_EXERCISE OBJECTIVE_.
Identify each line below containing the string "Stewardesse" and copy it.

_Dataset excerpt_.
********************

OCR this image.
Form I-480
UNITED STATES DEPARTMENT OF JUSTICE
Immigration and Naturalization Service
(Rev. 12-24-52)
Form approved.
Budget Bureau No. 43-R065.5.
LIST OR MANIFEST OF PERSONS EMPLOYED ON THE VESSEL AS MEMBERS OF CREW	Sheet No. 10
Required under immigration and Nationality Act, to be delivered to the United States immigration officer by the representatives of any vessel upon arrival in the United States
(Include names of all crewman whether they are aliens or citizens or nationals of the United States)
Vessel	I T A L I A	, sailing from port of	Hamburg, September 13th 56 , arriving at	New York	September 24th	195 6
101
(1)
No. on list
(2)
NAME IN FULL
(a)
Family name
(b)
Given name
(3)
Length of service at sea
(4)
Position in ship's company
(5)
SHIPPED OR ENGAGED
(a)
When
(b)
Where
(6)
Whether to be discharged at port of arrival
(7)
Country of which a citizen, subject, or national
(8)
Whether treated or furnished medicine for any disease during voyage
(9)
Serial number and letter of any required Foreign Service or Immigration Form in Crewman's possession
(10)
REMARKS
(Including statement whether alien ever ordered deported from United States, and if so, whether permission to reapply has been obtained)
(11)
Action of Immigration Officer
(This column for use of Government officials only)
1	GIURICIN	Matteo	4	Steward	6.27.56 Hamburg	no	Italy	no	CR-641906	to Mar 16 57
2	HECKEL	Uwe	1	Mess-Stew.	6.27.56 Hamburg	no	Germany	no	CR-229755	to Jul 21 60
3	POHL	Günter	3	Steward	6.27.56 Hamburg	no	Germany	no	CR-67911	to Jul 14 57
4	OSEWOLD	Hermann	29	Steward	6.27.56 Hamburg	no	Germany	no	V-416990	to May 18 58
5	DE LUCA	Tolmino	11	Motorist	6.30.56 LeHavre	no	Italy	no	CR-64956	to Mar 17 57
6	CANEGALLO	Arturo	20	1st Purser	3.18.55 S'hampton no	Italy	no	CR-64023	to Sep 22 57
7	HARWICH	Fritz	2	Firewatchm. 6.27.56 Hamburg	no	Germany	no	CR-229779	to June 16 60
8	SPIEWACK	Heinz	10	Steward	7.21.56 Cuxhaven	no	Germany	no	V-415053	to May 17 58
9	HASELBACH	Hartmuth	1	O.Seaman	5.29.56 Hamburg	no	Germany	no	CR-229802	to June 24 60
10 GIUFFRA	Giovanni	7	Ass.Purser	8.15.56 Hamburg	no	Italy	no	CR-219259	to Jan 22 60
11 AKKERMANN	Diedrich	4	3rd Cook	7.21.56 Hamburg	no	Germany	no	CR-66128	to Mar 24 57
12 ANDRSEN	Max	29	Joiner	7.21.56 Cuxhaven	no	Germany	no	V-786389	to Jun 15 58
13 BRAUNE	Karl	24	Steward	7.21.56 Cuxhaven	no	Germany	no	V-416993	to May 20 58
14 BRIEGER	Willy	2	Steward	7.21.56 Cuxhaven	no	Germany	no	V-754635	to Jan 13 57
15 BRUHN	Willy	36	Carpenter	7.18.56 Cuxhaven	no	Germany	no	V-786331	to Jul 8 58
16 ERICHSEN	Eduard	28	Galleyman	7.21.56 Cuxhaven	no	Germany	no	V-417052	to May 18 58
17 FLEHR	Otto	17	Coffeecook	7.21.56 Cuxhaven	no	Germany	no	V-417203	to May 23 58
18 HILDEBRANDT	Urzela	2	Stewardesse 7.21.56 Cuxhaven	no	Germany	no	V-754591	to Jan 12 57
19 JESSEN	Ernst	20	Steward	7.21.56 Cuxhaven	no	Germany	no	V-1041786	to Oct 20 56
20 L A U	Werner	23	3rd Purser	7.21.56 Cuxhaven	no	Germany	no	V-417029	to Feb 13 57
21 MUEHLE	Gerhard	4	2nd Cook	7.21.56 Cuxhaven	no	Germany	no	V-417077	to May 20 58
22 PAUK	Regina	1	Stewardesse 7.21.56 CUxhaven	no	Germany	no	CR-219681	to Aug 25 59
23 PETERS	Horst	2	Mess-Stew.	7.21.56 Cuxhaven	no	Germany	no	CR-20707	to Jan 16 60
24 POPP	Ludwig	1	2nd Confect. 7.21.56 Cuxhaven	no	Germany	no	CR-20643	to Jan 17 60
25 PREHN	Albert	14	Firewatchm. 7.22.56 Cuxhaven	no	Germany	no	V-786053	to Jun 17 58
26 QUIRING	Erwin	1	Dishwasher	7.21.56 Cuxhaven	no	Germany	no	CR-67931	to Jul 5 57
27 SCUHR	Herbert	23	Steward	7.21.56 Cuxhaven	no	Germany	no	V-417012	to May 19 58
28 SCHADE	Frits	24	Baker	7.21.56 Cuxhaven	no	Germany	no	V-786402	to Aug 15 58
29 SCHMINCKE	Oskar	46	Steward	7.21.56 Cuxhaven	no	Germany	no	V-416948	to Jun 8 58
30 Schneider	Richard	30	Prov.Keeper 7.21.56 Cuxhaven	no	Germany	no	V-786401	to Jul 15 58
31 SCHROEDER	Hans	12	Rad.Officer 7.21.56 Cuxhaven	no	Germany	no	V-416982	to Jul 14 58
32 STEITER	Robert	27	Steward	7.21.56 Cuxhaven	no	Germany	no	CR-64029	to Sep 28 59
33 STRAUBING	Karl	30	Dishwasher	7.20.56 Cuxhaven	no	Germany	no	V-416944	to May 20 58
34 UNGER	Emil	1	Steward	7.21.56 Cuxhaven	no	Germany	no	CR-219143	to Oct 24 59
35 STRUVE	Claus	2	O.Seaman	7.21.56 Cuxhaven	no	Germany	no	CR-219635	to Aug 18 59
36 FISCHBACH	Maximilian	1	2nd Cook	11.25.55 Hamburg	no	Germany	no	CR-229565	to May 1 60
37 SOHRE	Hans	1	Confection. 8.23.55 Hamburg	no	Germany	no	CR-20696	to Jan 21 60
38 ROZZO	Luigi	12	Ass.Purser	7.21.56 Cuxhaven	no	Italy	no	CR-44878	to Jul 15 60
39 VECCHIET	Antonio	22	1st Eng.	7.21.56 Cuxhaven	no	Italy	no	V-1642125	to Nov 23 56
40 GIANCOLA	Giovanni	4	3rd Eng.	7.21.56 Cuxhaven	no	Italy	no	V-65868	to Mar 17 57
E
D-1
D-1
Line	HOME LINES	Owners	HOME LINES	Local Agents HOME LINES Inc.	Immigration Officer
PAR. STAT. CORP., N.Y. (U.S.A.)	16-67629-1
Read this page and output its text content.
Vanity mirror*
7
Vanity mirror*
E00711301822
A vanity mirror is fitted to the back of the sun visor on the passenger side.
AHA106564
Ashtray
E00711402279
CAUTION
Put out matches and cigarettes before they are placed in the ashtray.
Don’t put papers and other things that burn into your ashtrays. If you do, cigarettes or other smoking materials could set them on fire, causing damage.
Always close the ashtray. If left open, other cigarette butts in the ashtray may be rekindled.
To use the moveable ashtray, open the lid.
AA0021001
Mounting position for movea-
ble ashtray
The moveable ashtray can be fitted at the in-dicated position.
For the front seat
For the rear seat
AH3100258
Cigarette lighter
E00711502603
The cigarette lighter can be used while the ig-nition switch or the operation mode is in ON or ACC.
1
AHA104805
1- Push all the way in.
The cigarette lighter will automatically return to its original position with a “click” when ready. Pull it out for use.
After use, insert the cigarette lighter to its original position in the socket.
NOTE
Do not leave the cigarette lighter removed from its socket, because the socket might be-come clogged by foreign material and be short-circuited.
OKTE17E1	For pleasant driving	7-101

********************

_ANSWER TO THE EXERCISE_.
18 HILDEBRANDT	Urzela	2	Stewardesse 7.21.56 Cuxhaven	no	Germany	no	V-754591	to Jan 12 57
22 PAUK	Regina	1	Stewardesse 7.21.56 CUxhaven	no	Germany	no	CR-219681	to Aug 25 59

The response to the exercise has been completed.